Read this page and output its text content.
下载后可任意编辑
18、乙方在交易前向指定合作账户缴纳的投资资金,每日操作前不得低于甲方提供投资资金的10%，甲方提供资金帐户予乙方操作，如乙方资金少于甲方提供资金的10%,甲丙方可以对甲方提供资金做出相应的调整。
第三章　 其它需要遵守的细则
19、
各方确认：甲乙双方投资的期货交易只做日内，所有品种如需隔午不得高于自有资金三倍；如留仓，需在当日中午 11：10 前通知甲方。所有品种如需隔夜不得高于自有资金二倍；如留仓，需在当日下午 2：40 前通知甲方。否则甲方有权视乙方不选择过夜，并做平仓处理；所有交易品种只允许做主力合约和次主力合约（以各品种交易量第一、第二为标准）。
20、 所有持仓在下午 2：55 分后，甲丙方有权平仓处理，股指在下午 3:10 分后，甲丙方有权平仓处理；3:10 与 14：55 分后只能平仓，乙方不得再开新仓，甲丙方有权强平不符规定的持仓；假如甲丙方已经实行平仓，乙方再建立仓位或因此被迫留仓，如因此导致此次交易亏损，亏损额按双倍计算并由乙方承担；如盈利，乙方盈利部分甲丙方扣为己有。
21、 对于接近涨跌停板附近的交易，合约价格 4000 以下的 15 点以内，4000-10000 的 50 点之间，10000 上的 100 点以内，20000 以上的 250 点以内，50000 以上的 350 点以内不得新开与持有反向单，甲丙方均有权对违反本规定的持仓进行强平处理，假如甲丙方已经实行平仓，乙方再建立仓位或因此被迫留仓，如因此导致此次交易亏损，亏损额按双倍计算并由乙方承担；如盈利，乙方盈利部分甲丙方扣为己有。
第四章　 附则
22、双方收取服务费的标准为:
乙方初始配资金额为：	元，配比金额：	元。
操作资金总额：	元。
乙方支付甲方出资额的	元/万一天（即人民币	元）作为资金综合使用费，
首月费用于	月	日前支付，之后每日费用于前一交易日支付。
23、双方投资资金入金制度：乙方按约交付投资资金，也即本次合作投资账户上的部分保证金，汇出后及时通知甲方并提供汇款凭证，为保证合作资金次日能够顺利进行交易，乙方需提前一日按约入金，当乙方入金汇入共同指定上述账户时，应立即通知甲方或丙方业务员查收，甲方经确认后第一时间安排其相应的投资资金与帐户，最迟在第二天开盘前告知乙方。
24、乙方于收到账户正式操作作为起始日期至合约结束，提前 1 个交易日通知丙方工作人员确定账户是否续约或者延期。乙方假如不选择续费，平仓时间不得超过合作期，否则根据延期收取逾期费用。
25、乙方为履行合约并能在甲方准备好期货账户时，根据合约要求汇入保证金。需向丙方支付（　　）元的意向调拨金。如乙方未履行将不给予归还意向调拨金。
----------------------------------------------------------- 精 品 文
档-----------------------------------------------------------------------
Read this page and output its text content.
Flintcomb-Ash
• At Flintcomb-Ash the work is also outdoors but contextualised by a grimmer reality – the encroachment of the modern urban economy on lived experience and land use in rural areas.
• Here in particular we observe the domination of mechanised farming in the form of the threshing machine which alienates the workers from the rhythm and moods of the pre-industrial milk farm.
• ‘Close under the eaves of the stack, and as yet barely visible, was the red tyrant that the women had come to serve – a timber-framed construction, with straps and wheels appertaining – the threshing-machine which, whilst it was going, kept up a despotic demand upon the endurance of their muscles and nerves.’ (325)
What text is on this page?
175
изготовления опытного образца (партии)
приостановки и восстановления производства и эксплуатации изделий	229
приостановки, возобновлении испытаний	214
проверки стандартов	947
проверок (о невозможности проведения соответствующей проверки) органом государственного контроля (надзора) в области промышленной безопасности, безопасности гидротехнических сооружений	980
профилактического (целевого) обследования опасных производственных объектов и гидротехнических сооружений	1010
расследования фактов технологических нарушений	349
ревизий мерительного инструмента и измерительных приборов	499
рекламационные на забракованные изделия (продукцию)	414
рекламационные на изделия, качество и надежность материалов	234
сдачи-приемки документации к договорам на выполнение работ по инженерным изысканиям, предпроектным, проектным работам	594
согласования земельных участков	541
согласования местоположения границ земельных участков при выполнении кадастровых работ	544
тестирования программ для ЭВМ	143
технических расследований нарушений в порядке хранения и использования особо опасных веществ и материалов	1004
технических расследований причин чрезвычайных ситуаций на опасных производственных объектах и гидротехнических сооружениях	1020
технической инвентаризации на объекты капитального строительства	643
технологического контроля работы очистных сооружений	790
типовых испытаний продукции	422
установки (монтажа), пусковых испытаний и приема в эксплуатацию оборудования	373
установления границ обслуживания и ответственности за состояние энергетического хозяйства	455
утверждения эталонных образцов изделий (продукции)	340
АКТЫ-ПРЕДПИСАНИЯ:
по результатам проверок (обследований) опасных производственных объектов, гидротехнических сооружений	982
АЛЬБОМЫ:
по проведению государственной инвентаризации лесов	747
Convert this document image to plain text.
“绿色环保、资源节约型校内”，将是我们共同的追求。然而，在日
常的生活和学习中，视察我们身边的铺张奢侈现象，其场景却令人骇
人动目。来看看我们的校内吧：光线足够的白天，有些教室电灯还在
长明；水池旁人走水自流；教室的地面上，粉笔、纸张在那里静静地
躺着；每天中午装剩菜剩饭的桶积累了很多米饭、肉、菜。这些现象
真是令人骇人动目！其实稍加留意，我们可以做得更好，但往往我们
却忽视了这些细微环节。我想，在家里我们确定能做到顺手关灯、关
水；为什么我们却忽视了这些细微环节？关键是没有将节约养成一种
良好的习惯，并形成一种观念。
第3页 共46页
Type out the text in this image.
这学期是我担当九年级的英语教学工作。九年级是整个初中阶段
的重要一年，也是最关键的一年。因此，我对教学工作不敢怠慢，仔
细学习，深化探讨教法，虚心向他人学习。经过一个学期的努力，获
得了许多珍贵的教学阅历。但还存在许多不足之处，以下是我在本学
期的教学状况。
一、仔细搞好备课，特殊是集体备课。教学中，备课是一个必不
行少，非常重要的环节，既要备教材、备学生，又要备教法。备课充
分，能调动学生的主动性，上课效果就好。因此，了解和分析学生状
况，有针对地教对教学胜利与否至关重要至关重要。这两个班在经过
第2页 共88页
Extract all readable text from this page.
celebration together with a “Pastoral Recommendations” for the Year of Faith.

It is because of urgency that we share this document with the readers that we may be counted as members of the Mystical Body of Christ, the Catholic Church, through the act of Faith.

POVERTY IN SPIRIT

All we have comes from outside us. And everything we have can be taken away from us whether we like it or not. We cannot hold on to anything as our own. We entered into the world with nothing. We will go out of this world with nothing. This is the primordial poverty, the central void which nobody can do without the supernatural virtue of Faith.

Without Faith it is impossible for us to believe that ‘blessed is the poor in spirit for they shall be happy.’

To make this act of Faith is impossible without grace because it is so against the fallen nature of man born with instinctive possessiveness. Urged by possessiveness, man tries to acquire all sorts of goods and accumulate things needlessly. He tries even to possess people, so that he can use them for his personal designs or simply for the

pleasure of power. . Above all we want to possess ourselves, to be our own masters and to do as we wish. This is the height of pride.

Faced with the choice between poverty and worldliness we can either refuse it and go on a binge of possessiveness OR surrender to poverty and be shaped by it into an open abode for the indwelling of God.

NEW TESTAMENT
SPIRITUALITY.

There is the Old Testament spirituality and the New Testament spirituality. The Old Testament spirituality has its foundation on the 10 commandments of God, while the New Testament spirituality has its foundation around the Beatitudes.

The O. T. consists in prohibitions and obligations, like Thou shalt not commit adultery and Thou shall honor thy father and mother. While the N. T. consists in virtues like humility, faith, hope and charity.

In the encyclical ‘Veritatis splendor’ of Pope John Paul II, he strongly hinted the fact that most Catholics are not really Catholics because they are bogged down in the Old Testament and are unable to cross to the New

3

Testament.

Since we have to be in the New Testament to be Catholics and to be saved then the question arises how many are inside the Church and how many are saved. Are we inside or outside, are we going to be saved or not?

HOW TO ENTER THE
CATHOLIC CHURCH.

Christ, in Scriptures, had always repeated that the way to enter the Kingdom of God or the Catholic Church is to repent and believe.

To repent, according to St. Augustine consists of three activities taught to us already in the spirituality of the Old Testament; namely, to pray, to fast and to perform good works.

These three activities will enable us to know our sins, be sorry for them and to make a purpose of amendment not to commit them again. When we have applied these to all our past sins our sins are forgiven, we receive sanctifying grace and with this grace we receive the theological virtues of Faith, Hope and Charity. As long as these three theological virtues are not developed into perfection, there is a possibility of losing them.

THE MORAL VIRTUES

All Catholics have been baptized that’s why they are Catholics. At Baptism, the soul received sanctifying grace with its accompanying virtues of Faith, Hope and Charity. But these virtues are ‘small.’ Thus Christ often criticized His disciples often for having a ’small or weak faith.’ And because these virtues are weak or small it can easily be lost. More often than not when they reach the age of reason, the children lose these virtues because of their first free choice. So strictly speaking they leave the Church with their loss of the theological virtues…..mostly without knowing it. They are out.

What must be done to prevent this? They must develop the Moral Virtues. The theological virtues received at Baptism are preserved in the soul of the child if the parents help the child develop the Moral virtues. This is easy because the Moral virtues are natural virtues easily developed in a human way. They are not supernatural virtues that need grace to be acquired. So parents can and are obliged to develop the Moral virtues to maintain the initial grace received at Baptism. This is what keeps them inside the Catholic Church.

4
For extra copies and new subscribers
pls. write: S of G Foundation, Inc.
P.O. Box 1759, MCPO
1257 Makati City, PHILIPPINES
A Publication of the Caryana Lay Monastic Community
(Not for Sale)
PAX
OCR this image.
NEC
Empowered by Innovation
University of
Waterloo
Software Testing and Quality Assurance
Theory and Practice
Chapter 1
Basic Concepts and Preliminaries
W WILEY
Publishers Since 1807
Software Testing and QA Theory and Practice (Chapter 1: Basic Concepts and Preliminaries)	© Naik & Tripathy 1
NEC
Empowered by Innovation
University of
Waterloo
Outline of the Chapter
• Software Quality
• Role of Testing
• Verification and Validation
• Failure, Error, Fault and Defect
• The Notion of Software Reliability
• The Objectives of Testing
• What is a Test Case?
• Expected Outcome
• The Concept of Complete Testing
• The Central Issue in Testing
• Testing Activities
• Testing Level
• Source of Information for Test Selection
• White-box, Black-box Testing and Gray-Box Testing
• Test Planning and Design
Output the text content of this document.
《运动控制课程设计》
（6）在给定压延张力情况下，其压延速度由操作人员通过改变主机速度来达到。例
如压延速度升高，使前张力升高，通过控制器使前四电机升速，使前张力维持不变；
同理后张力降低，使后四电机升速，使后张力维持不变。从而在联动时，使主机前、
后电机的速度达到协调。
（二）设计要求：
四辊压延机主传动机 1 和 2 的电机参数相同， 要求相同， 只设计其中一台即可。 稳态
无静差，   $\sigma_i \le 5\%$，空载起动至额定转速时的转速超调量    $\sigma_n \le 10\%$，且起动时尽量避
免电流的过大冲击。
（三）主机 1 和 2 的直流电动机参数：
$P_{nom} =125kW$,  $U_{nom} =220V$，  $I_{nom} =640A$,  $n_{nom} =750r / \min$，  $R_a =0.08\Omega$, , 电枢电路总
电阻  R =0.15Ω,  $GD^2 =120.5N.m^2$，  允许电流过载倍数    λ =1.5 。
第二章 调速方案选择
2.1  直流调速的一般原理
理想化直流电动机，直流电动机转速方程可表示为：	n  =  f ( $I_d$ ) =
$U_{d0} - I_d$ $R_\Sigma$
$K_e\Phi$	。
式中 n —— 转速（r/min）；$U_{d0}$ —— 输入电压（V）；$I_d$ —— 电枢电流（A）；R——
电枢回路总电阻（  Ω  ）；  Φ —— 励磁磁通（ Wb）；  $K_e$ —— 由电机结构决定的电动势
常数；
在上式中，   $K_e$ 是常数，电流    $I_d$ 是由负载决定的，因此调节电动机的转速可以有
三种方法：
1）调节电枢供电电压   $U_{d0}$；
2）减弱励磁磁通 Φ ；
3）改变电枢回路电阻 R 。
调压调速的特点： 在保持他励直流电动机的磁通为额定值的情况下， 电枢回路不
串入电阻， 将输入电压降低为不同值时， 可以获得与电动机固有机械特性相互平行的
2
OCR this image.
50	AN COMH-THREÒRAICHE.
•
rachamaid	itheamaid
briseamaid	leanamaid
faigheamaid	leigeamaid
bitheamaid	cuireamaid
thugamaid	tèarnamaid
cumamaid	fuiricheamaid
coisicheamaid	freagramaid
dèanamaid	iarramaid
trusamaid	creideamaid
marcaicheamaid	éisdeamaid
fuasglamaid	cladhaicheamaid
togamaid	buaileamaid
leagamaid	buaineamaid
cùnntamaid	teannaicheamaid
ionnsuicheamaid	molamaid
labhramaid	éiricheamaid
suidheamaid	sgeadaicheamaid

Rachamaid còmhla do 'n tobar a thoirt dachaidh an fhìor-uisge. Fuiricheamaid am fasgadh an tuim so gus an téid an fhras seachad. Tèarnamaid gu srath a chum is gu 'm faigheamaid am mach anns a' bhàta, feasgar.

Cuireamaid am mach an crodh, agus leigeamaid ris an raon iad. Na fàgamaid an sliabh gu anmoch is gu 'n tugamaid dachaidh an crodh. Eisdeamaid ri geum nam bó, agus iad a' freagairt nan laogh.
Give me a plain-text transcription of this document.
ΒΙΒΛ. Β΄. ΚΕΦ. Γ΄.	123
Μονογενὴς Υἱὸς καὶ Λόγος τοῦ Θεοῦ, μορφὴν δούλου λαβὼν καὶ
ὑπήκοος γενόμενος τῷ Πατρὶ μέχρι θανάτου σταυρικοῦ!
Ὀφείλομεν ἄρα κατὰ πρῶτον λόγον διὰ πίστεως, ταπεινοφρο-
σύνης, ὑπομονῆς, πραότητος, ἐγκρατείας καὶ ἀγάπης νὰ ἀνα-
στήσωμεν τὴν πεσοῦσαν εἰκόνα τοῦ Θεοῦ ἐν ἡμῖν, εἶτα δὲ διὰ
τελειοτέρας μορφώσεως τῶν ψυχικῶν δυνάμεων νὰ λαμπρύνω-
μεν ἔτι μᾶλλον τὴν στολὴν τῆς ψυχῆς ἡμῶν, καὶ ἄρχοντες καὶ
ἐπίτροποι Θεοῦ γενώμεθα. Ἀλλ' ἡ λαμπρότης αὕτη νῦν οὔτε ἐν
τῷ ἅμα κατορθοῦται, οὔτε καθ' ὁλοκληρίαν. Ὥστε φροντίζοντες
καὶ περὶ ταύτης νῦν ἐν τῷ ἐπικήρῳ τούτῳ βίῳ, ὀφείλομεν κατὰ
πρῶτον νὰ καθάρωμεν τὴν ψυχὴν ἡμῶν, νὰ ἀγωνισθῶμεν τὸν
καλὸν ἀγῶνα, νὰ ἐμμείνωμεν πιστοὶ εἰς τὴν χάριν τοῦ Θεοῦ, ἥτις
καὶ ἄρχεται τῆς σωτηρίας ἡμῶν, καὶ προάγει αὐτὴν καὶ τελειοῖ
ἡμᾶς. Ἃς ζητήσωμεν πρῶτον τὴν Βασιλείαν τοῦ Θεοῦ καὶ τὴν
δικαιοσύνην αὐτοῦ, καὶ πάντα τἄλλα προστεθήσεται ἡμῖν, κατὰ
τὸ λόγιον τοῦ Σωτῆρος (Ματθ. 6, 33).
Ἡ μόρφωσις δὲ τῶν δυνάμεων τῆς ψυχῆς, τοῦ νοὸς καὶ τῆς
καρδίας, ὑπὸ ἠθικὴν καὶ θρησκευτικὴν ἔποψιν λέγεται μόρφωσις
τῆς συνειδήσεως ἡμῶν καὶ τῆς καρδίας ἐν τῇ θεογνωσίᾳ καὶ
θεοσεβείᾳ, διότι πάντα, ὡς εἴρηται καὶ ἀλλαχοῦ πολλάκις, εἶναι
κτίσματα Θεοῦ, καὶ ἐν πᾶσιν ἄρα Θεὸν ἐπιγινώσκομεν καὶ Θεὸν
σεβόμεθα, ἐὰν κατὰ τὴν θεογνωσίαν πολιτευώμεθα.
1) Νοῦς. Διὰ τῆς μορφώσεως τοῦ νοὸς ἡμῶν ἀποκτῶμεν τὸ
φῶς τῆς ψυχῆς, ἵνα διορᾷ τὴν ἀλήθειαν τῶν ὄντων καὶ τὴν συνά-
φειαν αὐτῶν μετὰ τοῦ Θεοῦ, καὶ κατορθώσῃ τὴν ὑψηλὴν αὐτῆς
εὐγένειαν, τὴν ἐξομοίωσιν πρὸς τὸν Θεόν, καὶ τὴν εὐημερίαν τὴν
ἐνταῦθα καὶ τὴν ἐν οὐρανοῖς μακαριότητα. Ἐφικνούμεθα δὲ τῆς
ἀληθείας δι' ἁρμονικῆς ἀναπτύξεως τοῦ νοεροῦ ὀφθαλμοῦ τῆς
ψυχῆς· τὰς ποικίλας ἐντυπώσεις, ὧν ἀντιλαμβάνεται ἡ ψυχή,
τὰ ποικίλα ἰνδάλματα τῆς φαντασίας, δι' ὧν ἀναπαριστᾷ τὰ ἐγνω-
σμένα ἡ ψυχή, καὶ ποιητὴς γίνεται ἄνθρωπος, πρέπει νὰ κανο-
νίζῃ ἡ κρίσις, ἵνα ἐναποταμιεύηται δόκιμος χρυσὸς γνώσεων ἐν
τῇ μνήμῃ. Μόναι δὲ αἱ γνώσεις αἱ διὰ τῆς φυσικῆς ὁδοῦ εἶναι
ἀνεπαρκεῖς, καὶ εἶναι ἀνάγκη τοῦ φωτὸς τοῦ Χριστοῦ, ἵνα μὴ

=-=-=

**WHAT IS NEEDED:** Give only the number of lines in the listing above that include the string "like".

**SOLUTION TO THIS TASK:** 2